— BEGIN —

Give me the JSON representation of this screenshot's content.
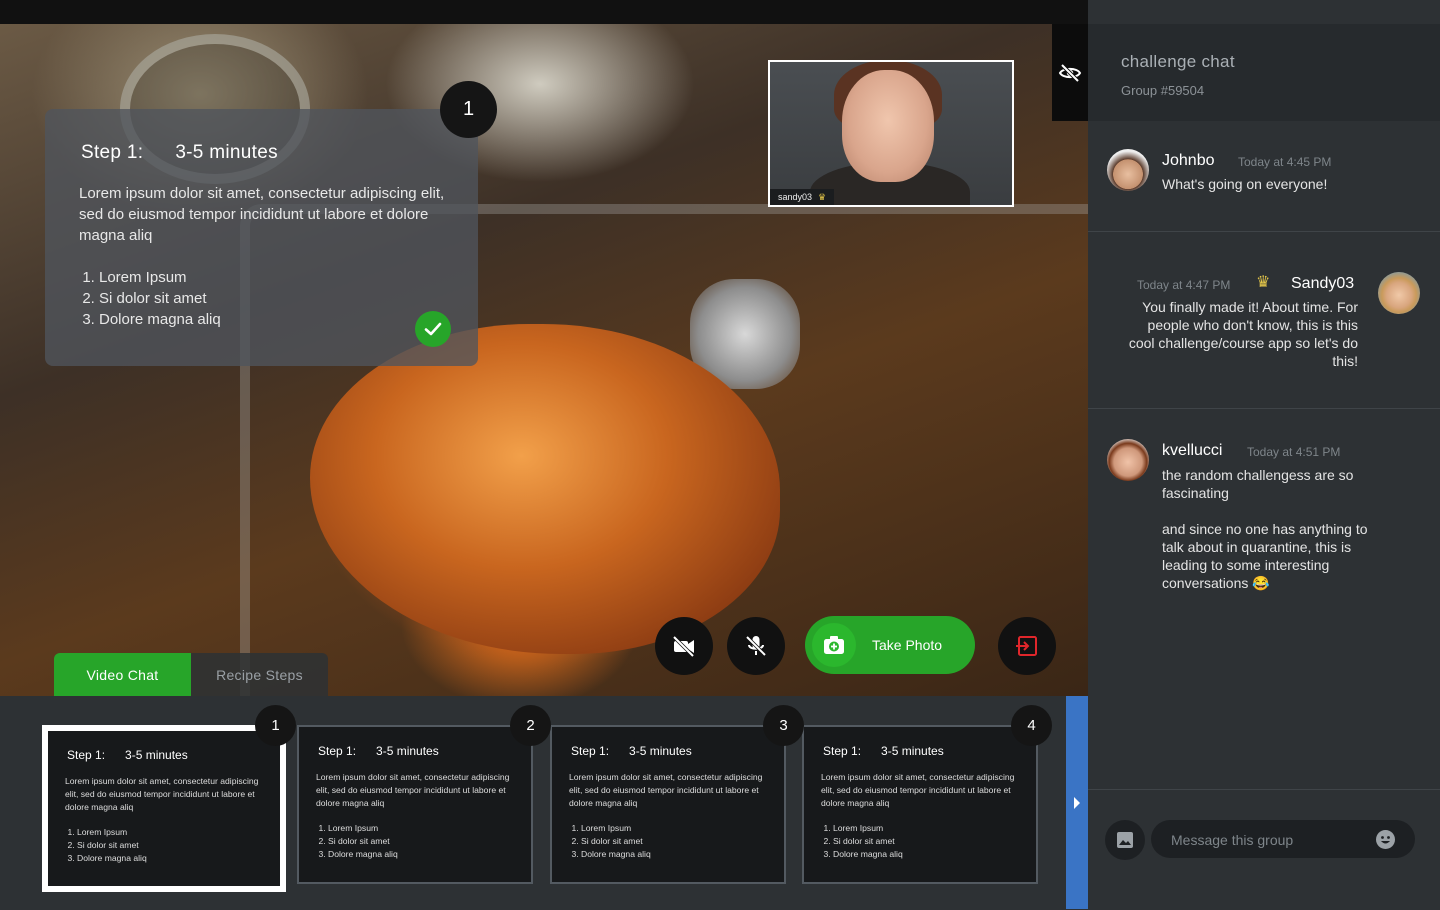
{
  "video": {
    "step_card": {
      "step_label": "Step 1:",
      "duration": "3-5 minutes",
      "number": "1",
      "body": "Lorem ipsum dolor sit amet, consectetur adipiscing elit, sed do eiusmod tempor incididunt ut labore et dolore magna aliq",
      "items": [
        "Lorem Ipsum",
        "Si dolor sit amet",
        "Dolore magna aliq"
      ]
    },
    "pip_username": "sandy03",
    "tabs": [
      {
        "label": "Video Chat",
        "active": true
      },
      {
        "label": "Recipe Steps",
        "active": false
      }
    ],
    "controls": {
      "take_photo_label": "Take Photo"
    },
    "colors": {
      "accent": "#27a529",
      "dark": "#151515",
      "strip_arrow": "#3a74c5"
    }
  },
  "steps": [
    {
      "number": "1",
      "step_label": "Step 1:",
      "duration": "3-5 minutes",
      "line1": "Lorem ipsum dolor sit amet, consectetur adipiscing",
      "line2": "elit, sed do eiusmod tempor incididunt ut labore et",
      "line3": "dolore magna aliq",
      "items": [
        "Lorem Ipsum",
        "Si dolor sit amet",
        "Dolore magna aliq"
      ],
      "selected": true
    },
    {
      "number": "2",
      "step_label": "Step 1:",
      "duration": "3-5 minutes",
      "line1": "Lorem ipsum dolor sit amet, consectetur adipiscing",
      "line2": "elit, sed do eiusmod tempor incididunt ut labore et",
      "line3": "dolore magna aliq",
      "items": [
        "Lorem Ipsum",
        "Si dolor sit amet",
        "Dolore magna aliq"
      ],
      "selected": false
    },
    {
      "number": "3",
      "step_label": "Step 1:",
      "duration": "3-5 minutes",
      "line1": "Lorem ipsum dolor sit amet, consectetur adipiscing",
      "line2": "elit, sed do eiusmod tempor incididunt ut labore et",
      "line3": "dolore magna aliq",
      "items": [
        "Lorem Ipsum",
        "Si dolor sit amet",
        "Dolore magna aliq"
      ],
      "selected": false
    },
    {
      "number": "4",
      "step_label": "Step 1:",
      "duration": "3-5 minutes",
      "line1": "Lorem ipsum dolor sit amet, consectetur adipiscing",
      "line2": "elit, sed do eiusmod tempor incididunt ut labore et",
      "line3": "dolore magna aliq",
      "items": [
        "Lorem Ipsum",
        "Si dolor sit amet",
        "Dolore magna aliq"
      ],
      "selected": false
    }
  ],
  "chat": {
    "title": "challenge chat",
    "group": "Group #59504",
    "messages": [
      {
        "name": "Johnbo",
        "time": "Today at 4:45 PM",
        "text": "What's going on everyone!"
      },
      {
        "name": "Sandy03",
        "time": "Today at 4:47 PM",
        "text": "You finally made it! About time. For people who don't know, this is this cool challenge/course app so let's do this!"
      },
      {
        "name": "kvellucci",
        "time": "Today at 4:51 PM",
        "text1": "the random challengess are so fascinating",
        "text2": "and since no one has anything to talk about in quarantine, this is leading to some interesting conversations 😂"
      }
    ],
    "input_placeholder": "Message this group"
  }
}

— END —

PROMPT: Omit the pictures. Output every record above word for word.

SOLVED PROBLEM:
Give me the JSON representation of this screenshot's content.
{
  "video": {
    "step_card": {
      "step_label": "Step 1:",
      "duration": "3-5 minutes",
      "number": "1",
      "body": "Lorem ipsum dolor sit amet, consectetur adipiscing elit, sed do eiusmod tempor incididunt ut labore et dolore magna aliq",
      "items": [
        "Lorem Ipsum",
        "Si dolor sit amet",
        "Dolore magna aliq"
      ]
    },
    "pip_username": "sandy03",
    "tabs": [
      {
        "label": "Video Chat",
        "active": true
      },
      {
        "label": "Recipe Steps",
        "active": false
      }
    ],
    "controls": {
      "take_photo_label": "Take Photo"
    },
    "colors": {
      "accent": "#27a529",
      "dark": "#151515",
      "strip_arrow": "#3a74c5"
    }
  },
  "steps": [
    {
      "number": "1",
      "step_label": "Step 1:",
      "duration": "3-5 minutes",
      "line1": "Lorem ipsum dolor sit amet, consectetur adipiscing",
      "line2": "elit, sed do eiusmod tempor incididunt ut labore et",
      "line3": "dolore magna aliq",
      "items": [
        "Lorem Ipsum",
        "Si dolor sit amet",
        "Dolore magna aliq"
      ],
      "selected": true
    },
    {
      "number": "2",
      "step_label": "Step 1:",
      "duration": "3-5 minutes",
      "line1": "Lorem ipsum dolor sit amet, consectetur adipiscing",
      "line2": "elit, sed do eiusmod tempor incididunt ut labore et",
      "line3": "dolore magna aliq",
      "items": [
        "Lorem Ipsum",
        "Si dolor sit amet",
        "Dolore magna aliq"
      ],
      "selected": false
    },
    {
      "number": "3",
      "step_label": "Step 1:",
      "duration": "3-5 minutes",
      "line1": "Lorem ipsum dolor sit amet, consectetur adipiscing",
      "line2": "elit, sed do eiusmod tempor incididunt ut labore et",
      "line3": "dolore magna aliq",
      "items": [
        "Lorem Ipsum",
        "Si dolor sit amet",
        "Dolore magna aliq"
      ],
      "selected": false
    },
    {
      "number": "4",
      "step_label": "Step 1:",
      "duration": "3-5 minutes",
      "line1": "Lorem ipsum dolor sit amet, consectetur adipiscing",
      "line2": "elit, sed do eiusmod tempor incididunt ut labore et",
      "line3": "dolore magna aliq",
      "items": [
        "Lorem Ipsum",
        "Si dolor sit amet",
        "Dolore magna aliq"
      ],
      "selected": false
    }
  ],
  "chat": {
    "title": "challenge chat",
    "group": "Group #59504",
    "messages": [
      {
        "name": "Johnbo",
        "time": "Today at 4:45 PM",
        "text": "What's going on everyone!"
      },
      {
        "name": "Sandy03",
        "time": "Today at 4:47 PM",
        "text": "You finally made it! About time. For people who don't know, this is this cool challenge/course app so let's do this!"
      },
      {
        "name": "kvellucci",
        "time": "Today at 4:51 PM",
        "text1": "the random challengess are so fascinating",
        "text2": "and since no one has anything to talk about in quarantine, this is leading to some interesting conversations 😂"
      }
    ],
    "input_placeholder": "Message this group"
  }
}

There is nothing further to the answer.